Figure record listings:
+++++

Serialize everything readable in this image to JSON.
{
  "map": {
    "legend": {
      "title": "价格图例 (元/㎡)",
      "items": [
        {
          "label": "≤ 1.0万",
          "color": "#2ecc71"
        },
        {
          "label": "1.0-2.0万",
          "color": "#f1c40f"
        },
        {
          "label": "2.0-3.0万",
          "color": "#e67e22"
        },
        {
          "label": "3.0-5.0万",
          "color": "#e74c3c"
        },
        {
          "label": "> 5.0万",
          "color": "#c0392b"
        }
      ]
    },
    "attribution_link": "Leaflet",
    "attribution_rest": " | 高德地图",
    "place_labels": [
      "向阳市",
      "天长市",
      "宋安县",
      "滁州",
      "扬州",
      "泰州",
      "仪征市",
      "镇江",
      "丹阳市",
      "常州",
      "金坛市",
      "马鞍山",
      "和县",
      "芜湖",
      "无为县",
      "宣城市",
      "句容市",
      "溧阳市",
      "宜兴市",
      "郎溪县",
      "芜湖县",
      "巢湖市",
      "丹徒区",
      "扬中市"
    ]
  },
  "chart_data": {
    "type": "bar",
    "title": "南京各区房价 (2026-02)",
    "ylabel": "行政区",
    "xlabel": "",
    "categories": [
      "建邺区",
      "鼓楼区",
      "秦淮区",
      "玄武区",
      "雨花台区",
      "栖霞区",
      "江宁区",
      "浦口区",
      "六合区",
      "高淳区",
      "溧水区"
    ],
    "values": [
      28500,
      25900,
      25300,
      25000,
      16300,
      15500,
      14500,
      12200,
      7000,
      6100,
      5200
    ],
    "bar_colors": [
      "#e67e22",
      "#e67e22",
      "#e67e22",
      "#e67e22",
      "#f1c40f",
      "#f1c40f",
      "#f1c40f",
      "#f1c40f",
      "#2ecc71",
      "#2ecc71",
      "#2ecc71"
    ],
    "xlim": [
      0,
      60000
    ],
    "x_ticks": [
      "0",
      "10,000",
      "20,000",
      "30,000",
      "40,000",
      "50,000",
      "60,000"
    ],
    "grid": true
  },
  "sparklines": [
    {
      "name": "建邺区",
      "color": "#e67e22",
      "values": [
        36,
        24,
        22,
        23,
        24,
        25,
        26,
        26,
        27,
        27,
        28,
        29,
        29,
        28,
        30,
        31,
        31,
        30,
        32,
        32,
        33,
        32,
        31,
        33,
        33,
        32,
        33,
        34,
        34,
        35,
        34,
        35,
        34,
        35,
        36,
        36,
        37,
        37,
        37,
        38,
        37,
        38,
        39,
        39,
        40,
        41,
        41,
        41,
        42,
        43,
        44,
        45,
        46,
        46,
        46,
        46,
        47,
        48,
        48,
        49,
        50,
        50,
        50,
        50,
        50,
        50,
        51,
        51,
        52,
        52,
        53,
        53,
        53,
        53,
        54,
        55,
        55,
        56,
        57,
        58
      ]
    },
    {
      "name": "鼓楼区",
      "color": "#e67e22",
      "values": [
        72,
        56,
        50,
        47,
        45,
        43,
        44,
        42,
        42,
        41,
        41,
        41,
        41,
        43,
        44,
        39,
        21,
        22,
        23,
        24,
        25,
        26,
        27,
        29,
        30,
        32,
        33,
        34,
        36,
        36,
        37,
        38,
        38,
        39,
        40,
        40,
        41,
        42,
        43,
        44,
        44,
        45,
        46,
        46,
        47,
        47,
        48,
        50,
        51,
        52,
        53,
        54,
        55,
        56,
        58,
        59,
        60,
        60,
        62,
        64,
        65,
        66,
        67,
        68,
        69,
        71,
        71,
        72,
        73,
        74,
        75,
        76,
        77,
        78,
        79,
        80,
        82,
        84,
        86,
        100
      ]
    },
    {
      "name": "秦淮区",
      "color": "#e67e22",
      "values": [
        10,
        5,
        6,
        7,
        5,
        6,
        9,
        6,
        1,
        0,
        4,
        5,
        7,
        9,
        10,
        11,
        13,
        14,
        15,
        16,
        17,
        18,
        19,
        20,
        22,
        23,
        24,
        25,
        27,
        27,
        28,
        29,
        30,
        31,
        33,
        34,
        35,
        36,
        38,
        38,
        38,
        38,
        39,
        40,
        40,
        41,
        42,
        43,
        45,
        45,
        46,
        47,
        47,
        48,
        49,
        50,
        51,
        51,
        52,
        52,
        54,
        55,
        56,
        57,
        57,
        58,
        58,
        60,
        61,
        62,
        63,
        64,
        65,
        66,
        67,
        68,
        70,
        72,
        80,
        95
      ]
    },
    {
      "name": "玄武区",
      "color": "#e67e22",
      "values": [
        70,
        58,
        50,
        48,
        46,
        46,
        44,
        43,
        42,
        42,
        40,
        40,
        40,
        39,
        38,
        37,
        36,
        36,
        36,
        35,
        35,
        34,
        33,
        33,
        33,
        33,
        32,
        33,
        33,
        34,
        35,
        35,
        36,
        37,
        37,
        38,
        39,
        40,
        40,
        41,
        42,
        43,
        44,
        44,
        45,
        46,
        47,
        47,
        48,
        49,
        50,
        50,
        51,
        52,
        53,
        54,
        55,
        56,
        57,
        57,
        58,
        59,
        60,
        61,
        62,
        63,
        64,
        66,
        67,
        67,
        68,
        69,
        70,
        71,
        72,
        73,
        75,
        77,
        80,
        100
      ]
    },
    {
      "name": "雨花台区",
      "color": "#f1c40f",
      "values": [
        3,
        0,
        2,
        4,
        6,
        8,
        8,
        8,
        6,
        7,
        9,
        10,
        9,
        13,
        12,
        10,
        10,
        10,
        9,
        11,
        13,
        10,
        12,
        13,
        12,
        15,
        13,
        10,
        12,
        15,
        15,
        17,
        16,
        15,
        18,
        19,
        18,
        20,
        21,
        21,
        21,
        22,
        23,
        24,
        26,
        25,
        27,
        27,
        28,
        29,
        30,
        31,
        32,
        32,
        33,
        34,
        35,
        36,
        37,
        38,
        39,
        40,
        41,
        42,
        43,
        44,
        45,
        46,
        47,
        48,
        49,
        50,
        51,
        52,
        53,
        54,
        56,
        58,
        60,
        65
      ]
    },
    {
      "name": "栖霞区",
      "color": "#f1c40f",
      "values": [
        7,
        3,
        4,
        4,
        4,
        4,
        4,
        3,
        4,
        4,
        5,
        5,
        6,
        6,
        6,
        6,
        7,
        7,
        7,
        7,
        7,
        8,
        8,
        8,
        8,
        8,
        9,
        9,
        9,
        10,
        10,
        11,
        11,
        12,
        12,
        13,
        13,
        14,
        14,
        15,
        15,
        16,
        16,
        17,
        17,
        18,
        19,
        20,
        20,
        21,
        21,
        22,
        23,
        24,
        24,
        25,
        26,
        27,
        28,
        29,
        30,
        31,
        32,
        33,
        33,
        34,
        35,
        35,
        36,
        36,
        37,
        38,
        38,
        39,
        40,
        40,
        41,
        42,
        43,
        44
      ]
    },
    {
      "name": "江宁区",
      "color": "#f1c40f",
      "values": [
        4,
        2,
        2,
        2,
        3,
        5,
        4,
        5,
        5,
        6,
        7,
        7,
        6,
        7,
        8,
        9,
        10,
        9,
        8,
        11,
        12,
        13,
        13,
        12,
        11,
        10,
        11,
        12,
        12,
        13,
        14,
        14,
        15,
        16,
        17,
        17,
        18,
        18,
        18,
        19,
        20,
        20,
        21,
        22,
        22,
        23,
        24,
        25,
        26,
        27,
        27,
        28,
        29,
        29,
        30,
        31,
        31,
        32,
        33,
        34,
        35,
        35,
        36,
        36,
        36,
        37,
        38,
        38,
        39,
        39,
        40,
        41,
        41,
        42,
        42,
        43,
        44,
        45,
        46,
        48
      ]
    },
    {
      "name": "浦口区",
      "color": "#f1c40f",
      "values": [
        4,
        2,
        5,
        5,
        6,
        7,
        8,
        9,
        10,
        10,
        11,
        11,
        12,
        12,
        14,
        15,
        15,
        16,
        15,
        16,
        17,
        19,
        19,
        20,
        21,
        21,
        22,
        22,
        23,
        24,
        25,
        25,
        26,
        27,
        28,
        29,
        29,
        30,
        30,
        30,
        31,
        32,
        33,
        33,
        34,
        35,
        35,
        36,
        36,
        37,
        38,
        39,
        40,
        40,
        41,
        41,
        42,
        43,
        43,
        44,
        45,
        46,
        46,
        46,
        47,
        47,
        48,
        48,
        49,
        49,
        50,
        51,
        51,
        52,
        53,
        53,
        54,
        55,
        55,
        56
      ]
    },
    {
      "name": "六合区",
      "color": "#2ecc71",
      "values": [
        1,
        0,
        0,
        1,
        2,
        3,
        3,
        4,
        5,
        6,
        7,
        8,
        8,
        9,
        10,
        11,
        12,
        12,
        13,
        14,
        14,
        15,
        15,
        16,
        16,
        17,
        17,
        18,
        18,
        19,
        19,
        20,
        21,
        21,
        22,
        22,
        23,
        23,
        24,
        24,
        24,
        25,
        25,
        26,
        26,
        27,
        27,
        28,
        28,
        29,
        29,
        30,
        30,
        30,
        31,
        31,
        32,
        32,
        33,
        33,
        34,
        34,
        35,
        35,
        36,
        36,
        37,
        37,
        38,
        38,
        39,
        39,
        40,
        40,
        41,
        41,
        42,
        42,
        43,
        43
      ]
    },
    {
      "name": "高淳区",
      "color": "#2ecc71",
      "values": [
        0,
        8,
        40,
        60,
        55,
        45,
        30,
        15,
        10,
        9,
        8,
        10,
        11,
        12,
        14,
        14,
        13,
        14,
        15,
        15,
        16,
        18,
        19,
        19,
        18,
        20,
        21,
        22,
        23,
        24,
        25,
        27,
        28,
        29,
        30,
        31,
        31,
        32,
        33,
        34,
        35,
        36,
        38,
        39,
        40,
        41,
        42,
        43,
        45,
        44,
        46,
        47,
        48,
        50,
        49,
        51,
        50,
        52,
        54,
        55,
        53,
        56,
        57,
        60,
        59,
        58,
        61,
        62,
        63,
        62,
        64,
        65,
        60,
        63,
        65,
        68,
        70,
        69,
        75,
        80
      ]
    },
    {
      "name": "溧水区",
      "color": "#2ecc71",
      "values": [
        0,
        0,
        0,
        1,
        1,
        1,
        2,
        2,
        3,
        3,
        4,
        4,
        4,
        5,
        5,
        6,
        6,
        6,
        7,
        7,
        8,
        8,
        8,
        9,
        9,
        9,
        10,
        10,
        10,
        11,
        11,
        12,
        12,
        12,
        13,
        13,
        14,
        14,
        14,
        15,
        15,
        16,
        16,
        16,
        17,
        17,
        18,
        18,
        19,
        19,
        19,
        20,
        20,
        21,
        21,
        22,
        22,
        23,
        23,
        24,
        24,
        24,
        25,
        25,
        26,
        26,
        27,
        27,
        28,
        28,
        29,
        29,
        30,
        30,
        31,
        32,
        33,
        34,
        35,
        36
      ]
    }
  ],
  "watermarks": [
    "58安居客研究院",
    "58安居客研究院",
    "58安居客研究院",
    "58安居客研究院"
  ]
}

+++++

### Exercise instructions
Wherever "name" shows up in a line, copy that line.

### Exercise response
      "name": "建邺区",
      "name": "鼓楼区",
      "name": "秦淮区",
      "name": "玄武区",
      "name": "雨花台区",
      "name": "栖霞区",
      "name": "江宁区",
      "name": "浦口区",
      "name": "六合区",
      "name": "高淳区",
      "name": "溧水区",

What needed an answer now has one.